Can you set out as a JSON list of strings the lines that begin at the one containing "job-row[interactable]: Account Executive Sales Berlin" and stop after the one containing "job-title: Account Executive: [161, 170, 264, 184]", one string per line, leaving out any blank lines?

--- START Dataset extract ---

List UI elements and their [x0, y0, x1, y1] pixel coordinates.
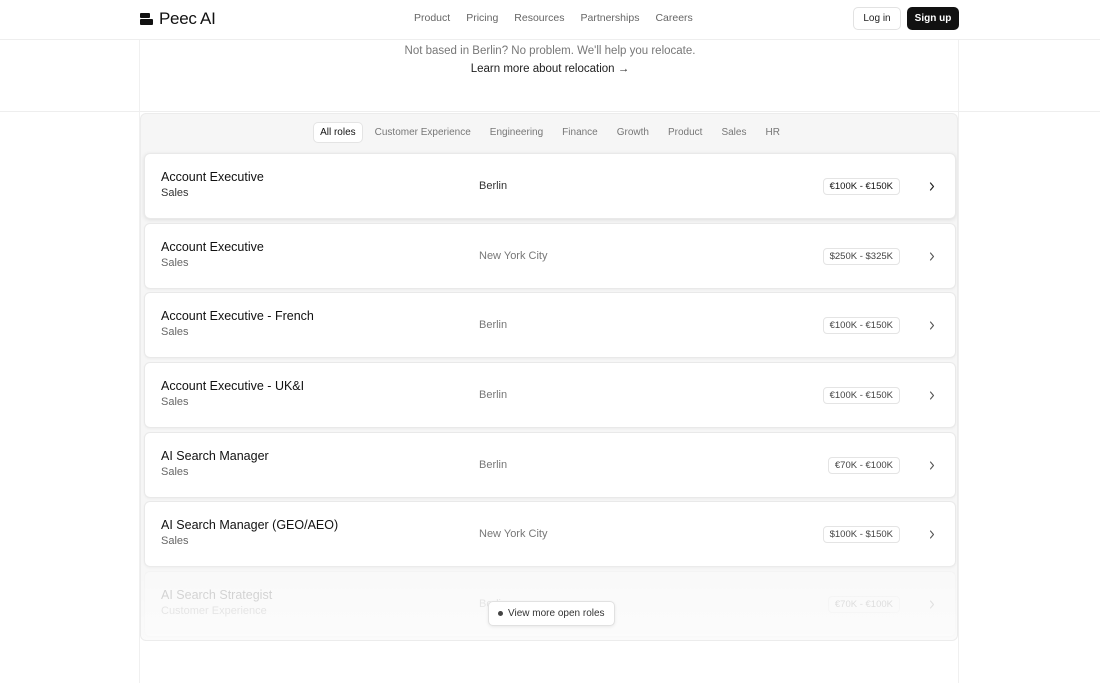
job-row[interactable]: Account Executive Sales Berlin €100K - €…: [144, 153, 956, 219]
section-divider: [0, 111, 1100, 112]
job-title: Account Executive - French: [161, 309, 314, 323]
job-title: Account Executive: [161, 170, 264, 184]
job-department: Sales: [161, 187, 189, 199]
job-title: AI Search Manager (GEO/AEO): [161, 518, 339, 532]
nav-product[interactable]: Product: [414, 12, 450, 24]
right-guide-line: [958, 40, 959, 683]
filter-all-roles[interactable]: All roles: [314, 123, 362, 142]
job-department: Sales: [161, 326, 189, 338]
job-department: Customer Experience: [161, 605, 267, 617]
view-more-label: View more open roles: [508, 608, 605, 619]
job-row[interactable]: Account Executive Sales New York City $2…: [144, 223, 956, 289]
job-location: Berlin: [479, 319, 508, 331]
role-filter-tabs: All roles Customer Experience Engineerin…: [141, 123, 957, 142]
filter-growth[interactable]: Growth: [611, 123, 655, 142]
filter-sales[interactable]: Sales: [715, 123, 752, 142]
chevron-right-icon: [928, 318, 936, 332]
job-location: Berlin: [479, 459, 508, 471]
dot-icon: [498, 611, 503, 616]
chevron-right-icon: [928, 179, 936, 193]
nav-partnerships[interactable]: Partnerships: [581, 12, 640, 24]
login-button[interactable]: Log in: [853, 7, 901, 30]
job-department: Sales: [161, 535, 189, 547]
job-department: Sales: [161, 257, 189, 269]
filter-engineering[interactable]: Engineering: [484, 123, 549, 142]
job-department: Sales: [161, 466, 189, 478]
nav-pricing[interactable]: Pricing: [466, 12, 498, 24]
main-nav: Product Pricing Resources Partnerships C…: [414, 12, 693, 24]
job-title: Account Executive: [161, 240, 264, 254]
filter-hr[interactable]: HR: [759, 123, 785, 142]
salary-badge: €100K - €150K: [822, 317, 900, 334]
job-row[interactable]: Account Executive - French Sales Berlin …: [144, 292, 956, 358]
job-row[interactable]: AI Search Manager Sales Berlin €70K - €1…: [144, 432, 956, 498]
filter-product[interactable]: Product: [662, 123, 708, 142]
nav-careers[interactable]: Careers: [655, 12, 692, 24]
salary-badge: $250K - $325K: [822, 248, 900, 265]
salary-badge: $100K - $150K: [822, 526, 900, 543]
relocation-link[interactable]: Learn more about relocation →: [0, 63, 1100, 75]
job-location: New York City: [479, 250, 548, 262]
salary-badge: €70K - €100K: [827, 596, 900, 613]
job-location: Berlin: [479, 180, 508, 192]
nav-resources[interactable]: Resources: [514, 12, 564, 24]
job-department: Sales: [161, 396, 189, 408]
job-title: Account Executive - UK&I: [161, 379, 305, 393]
filter-finance[interactable]: Finance: [556, 123, 604, 142]
chevron-right-icon: [928, 249, 936, 263]
job-row[interactable]: AI Search Manager (GEO/AEO) Sales New Yo…: [144, 501, 956, 567]
job-title: AI Search Strategist: [161, 588, 273, 602]
signup-button[interactable]: Sign up: [907, 7, 959, 30]
chevron-right-icon: [928, 597, 936, 611]
view-more-roles-button[interactable]: View more open roles: [488, 601, 615, 626]
brand-name: Peec AI: [159, 9, 216, 28]
salary-badge: €100K - €150K: [822, 387, 900, 404]
job-row[interactable]: Account Executive - UK&I Sales Berlin €1…: [144, 362, 956, 428]
filter-customer-experience[interactable]: Customer Experience: [369, 123, 477, 142]
salary-badge: €70K - €100K: [827, 457, 900, 474]
open-roles-panel: All roles Customer Experience Engineerin…: [140, 113, 958, 641]
salary-badge: €100K - €150K: [822, 178, 900, 195]
chevron-right-icon: [928, 527, 936, 541]
relocation-text: Not based in Berlin? No problem. We'll h…: [404, 45, 696, 57]
job-location: Berlin: [479, 389, 508, 401]
chevron-right-icon: [928, 458, 936, 472]
logo-icon: [140, 12, 153, 26]
brand-logo[interactable]: Peec AI: [140, 9, 216, 29]
job-location: New York City: [479, 528, 548, 540]
top-navigation-bar: Peec AI Product Pricing Resources Partne…: [0, 0, 1100, 40]
job-title: AI Search Manager: [161, 449, 269, 463]
chevron-right-icon: [928, 388, 936, 402]
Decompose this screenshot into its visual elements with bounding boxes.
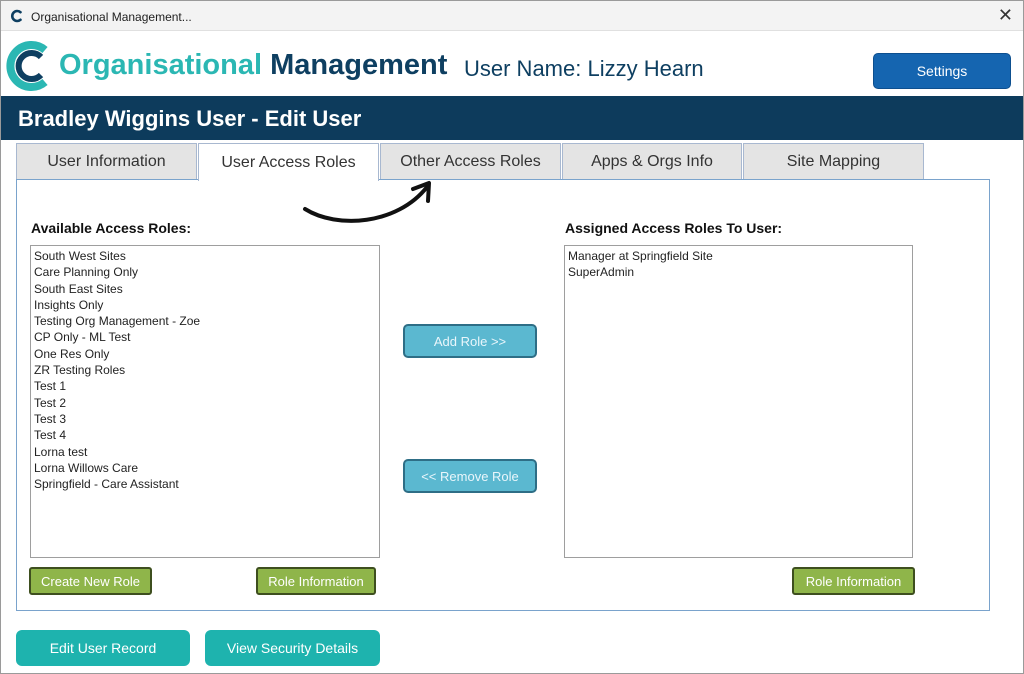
list-item[interactable]: One Res Only — [34, 346, 376, 362]
list-item[interactable]: Manager at Springfield Site — [568, 248, 909, 264]
role-information-button-left[interactable]: Role Information — [256, 567, 376, 595]
list-item[interactable]: SuperAdmin — [568, 264, 909, 280]
user-name-label: User Name: Lizzy Hearn — [464, 56, 704, 81]
tab-apps-orgs-info[interactable]: Apps & Orgs Info — [562, 143, 742, 180]
view-security-details-button[interactable]: View Security Details — [205, 630, 380, 666]
list-item[interactable]: Lorna test — [34, 444, 376, 460]
add-role-button[interactable]: Add Role >> — [403, 324, 537, 358]
list-item[interactable]: Test 4 — [34, 427, 376, 443]
list-item[interactable]: Springfield - Care Assistant — [34, 476, 376, 492]
app-window: Organisational Management... ✕ Organisat… — [0, 0, 1024, 674]
annotation-arrow — [303, 181, 431, 223]
brand-title-part1: Organisational — [59, 49, 263, 81]
list-item[interactable]: Test 2 — [34, 395, 376, 411]
title-bar: Organisational Management... ✕ — [1, 1, 1023, 31]
list-item[interactable]: Care Planning Only — [34, 264, 376, 280]
brand-title: Organisational Management — [59, 49, 447, 82]
available-roles-list[interactable]: South West Sites Care Planning Only South … — [30, 245, 380, 558]
assigned-roles-label: Assigned Access Roles To User: — [565, 220, 783, 236]
remove-role-button[interactable]: << Remove Role — [403, 459, 537, 493]
list-item[interactable]: ZR Testing Roles — [34, 362, 376, 378]
brand-logo-icon — [6, 41, 48, 91]
settings-button[interactable]: Settings — [873, 53, 1011, 89]
app-logo-icon — [11, 9, 22, 23]
list-item[interactable]: Test 3 — [34, 411, 376, 427]
list-item[interactable]: Test 1 — [34, 378, 376, 394]
tab-user-access-roles[interactable]: User Access Roles — [198, 143, 379, 181]
edit-user-record-button[interactable]: Edit User Record — [16, 630, 190, 666]
list-item[interactable]: South West Sites — [34, 248, 376, 264]
tab-user-information[interactable]: User Information — [16, 143, 197, 180]
tab-site-mapping[interactable]: Site Mapping — [743, 143, 924, 180]
brand-title-part2: Management — [270, 49, 448, 81]
role-information-button-right[interactable]: Role Information — [792, 567, 915, 595]
list-item[interactable]: Testing Org Management - Zoe — [34, 313, 376, 329]
available-roles-label: Available Access Roles: — [31, 220, 192, 236]
close-icon[interactable]: ✕ — [998, 5, 1013, 25]
create-new-role-button[interactable]: Create New Role — [29, 567, 152, 595]
window-title: Organisational Management... — [31, 10, 192, 24]
assigned-roles-list[interactable]: Manager at Springfield Site SuperAdmin — [564, 245, 913, 558]
list-item[interactable]: CP Only - ML Test — [34, 329, 376, 345]
list-item[interactable]: Insights Only — [34, 297, 376, 313]
page-title: Bradley Wiggins User - Edit User — [18, 106, 362, 131]
page-header: Bradley Wiggins User - Edit User — [1, 96, 1023, 140]
list-item[interactable]: South East Sites — [34, 281, 376, 297]
tab-other-access-roles[interactable]: Other Access Roles — [380, 143, 561, 180]
list-item[interactable]: Lorna Willows Care — [34, 460, 376, 476]
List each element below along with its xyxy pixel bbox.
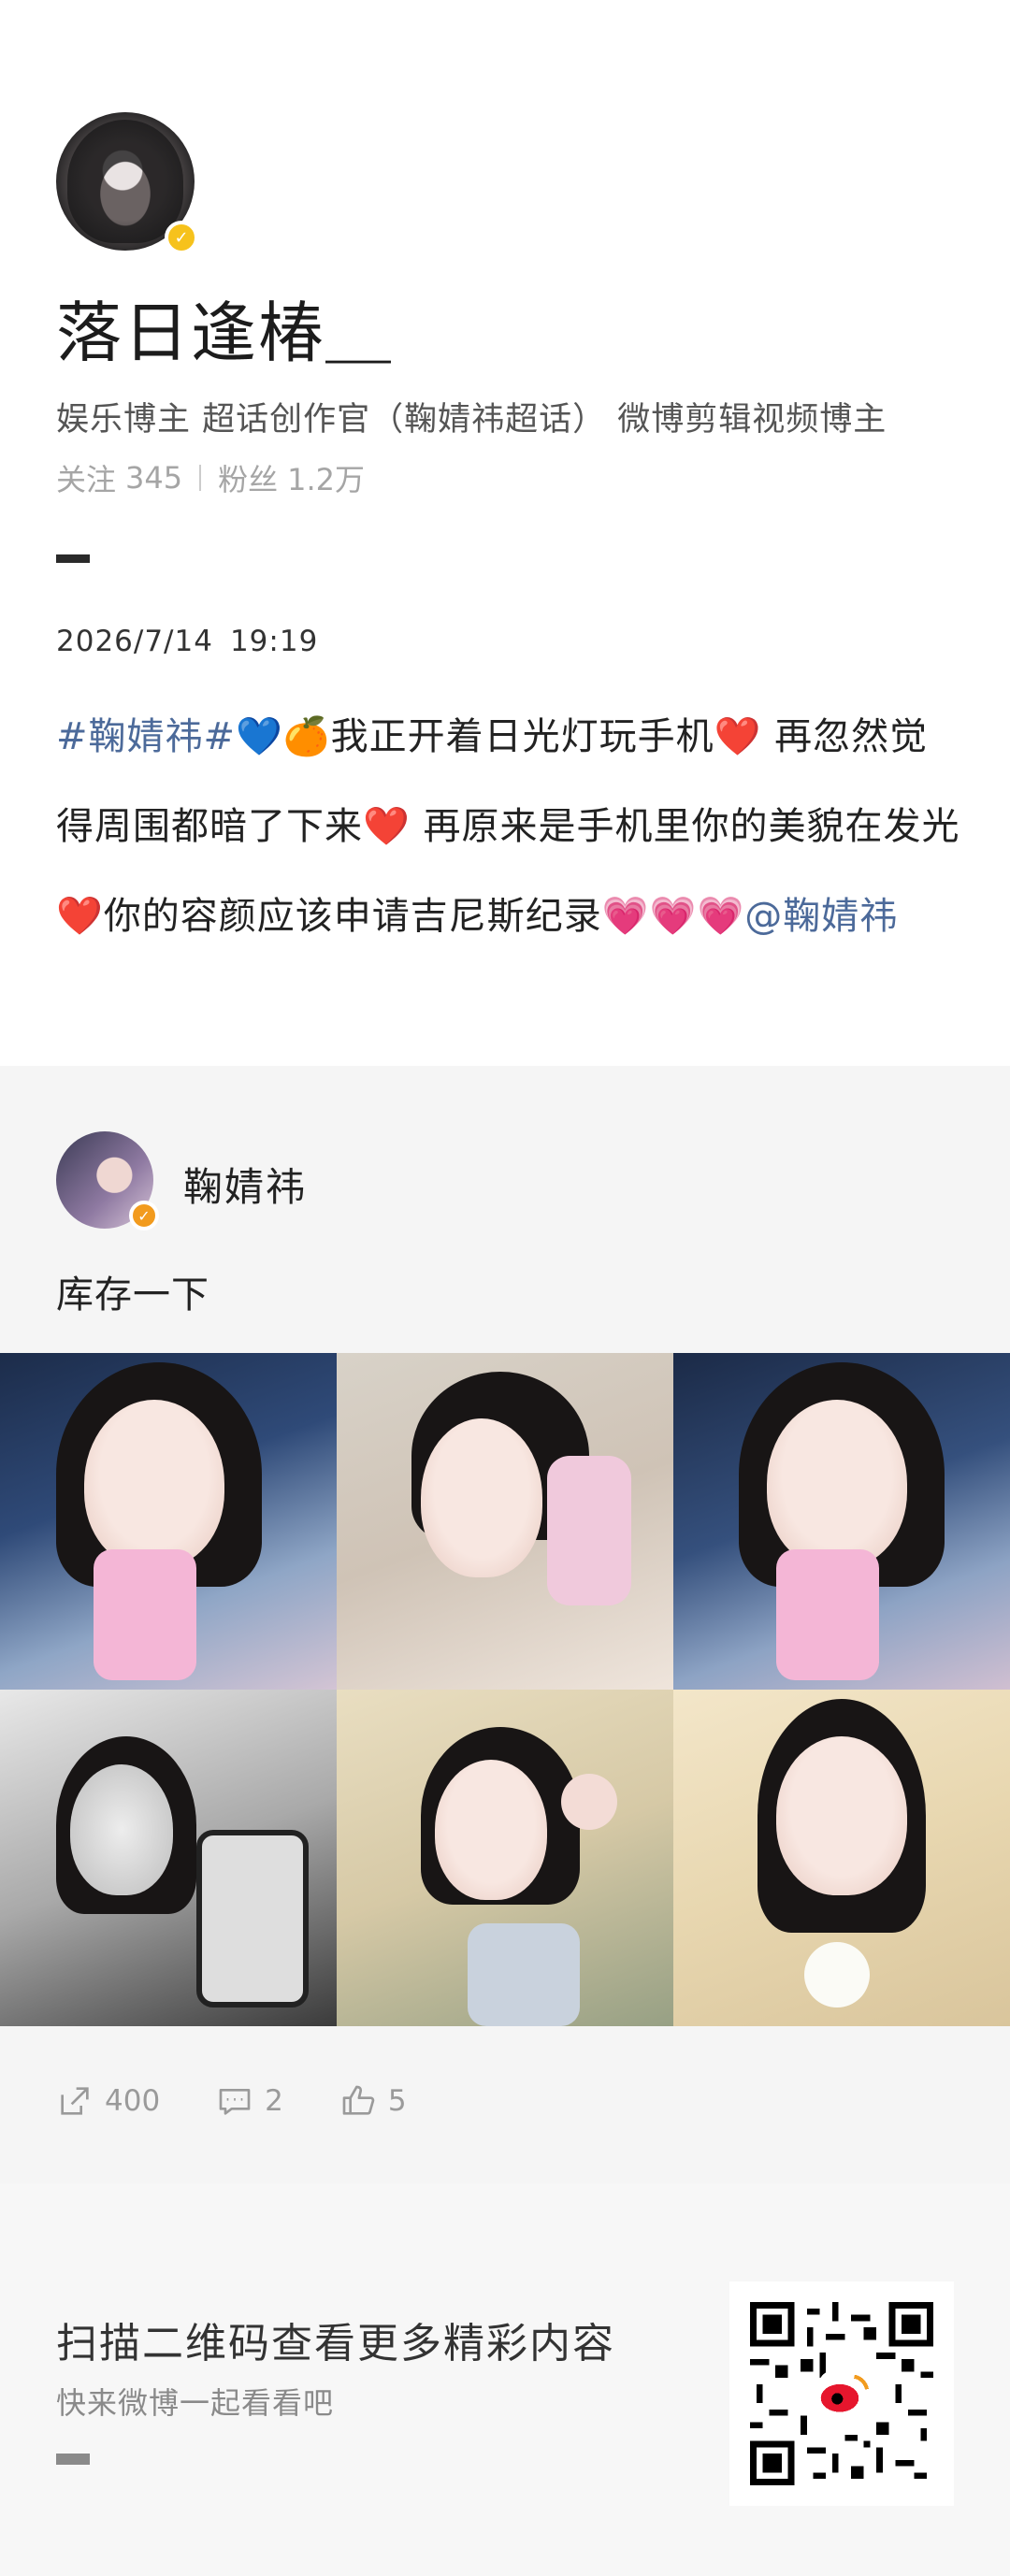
photo-4[interactable] [0, 1690, 337, 2026]
post-date: 2026/7/14 [56, 625, 213, 658]
footer-qr-section: 扫描二维码查看更多精彩内容 快来微博一起看看吧 [0, 2183, 1010, 2576]
pink-heart-icon: 💗 [697, 895, 745, 938]
qr-code-icon [750, 2302, 933, 2485]
repost-button[interactable]: 400 [56, 2082, 160, 2120]
follow-label[interactable]: 关注 [56, 456, 116, 499]
verified-badge-icon: ✓ [129, 1201, 159, 1230]
post-time: 19:19 [229, 625, 319, 658]
like-button[interactable]: 5 [339, 2082, 407, 2120]
post-text: #鞠婧祎#💙🍊我正开着日光灯玩手机❤️ 再忽然觉得周围都暗了下来❤️ 再原来是手… [56, 692, 963, 961]
photo-2[interactable] [337, 1353, 673, 1690]
photo-5[interactable] [337, 1690, 673, 2026]
stats-divider [199, 465, 202, 491]
stats: 关注 345 粉丝 1.2万 [56, 456, 365, 499]
thumbs-up-icon [342, 2085, 375, 2115]
post-segment-4: 你的容颜应该申请吉尼斯纪录 [103, 895, 602, 938]
red-heart-icon: ❤️ [363, 805, 411, 848]
repost-icon [61, 2087, 89, 2115]
comment-count: 2 [265, 2084, 283, 2118]
post-timestamp: 2026/7/14 19:19 [56, 625, 318, 658]
post-segment-1: 我正开着日光灯玩手机 [330, 715, 714, 758]
verified-badge-icon: ✓ [165, 221, 198, 254]
bio: 娱乐博主 超话创作官（鞠婧祎超话） 微博剪辑视频博主 [56, 401, 887, 439]
card-text: 库存一下 [56, 1274, 209, 1317]
photo-6[interactable] [673, 1690, 1010, 2026]
avatar[interactable]: ✓ [56, 112, 198, 254]
fans-label[interactable]: 粉丝 [218, 456, 278, 499]
action-bar: 400 2 5 [56, 2082, 463, 2120]
pink-heart-icon: 💗 [649, 895, 698, 938]
hashtag-link[interactable]: #鞠婧祎# [56, 715, 236, 758]
divider-dash [56, 554, 90, 563]
fans-count[interactable]: 1.2万 [287, 456, 365, 499]
card-avatar[interactable]: ✓ [56, 1131, 159, 1230]
qr-code[interactable] [729, 2281, 954, 2506]
photo-1[interactable] [0, 1353, 337, 1690]
profile-header: ✓ 落日逢椿＿ 娱乐博主 超话创作官（鞠婧祎超话） 微博剪辑视频博主 关注 34… [0, 0, 1010, 1066]
username[interactable]: 落日逢椿＿ [56, 281, 393, 375]
comment-icon [219, 2089, 251, 2115]
red-heart-icon: ❤️ [56, 895, 104, 938]
like-count: 5 [387, 2084, 407, 2118]
comment-button[interactable]: 2 [216, 2082, 283, 2120]
retweet-card[interactable]: ✓ 鞠婧祎 库存一下 400 2 5 [0, 1066, 1010, 2183]
pink-heart-icon: 💗 [601, 895, 650, 938]
footer-title: 扫描二维码查看更多精彩内容 [56, 2320, 615, 2367]
red-heart-icon: ❤️ [714, 715, 762, 758]
card-author-name[interactable]: 鞠婧祎 [183, 1156, 307, 1213]
repost-count: 400 [105, 2084, 161, 2118]
follow-count[interactable]: 345 [125, 460, 182, 496]
footer-subtitle: 快来微博一起看看吧 [56, 2385, 335, 2421]
blue-heart-icon: 💙 [236, 715, 283, 758]
orange-icon: 🍊 [282, 715, 331, 758]
photo-grid [0, 1353, 1010, 2026]
photo-3[interactable] [673, 1353, 1010, 1690]
footer-dash [56, 2454, 90, 2465]
mention-link[interactable]: @鞠婧祎 [744, 895, 898, 938]
post-segment-3: 再原来是手机里你的美貌在发光 [410, 805, 960, 848]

--- END Dataset extract ---

Result
[
  "job-row[interactable]: Account Executive Sales Berlin €100K - €…: [144, 153, 956, 219]",
  "section-divider: [0, 111, 1100, 112]",
  "job-title: Account Executive - French: [161, 309, 314, 323]",
  "job-title: Account Executive: [161, 170, 264, 184]"
]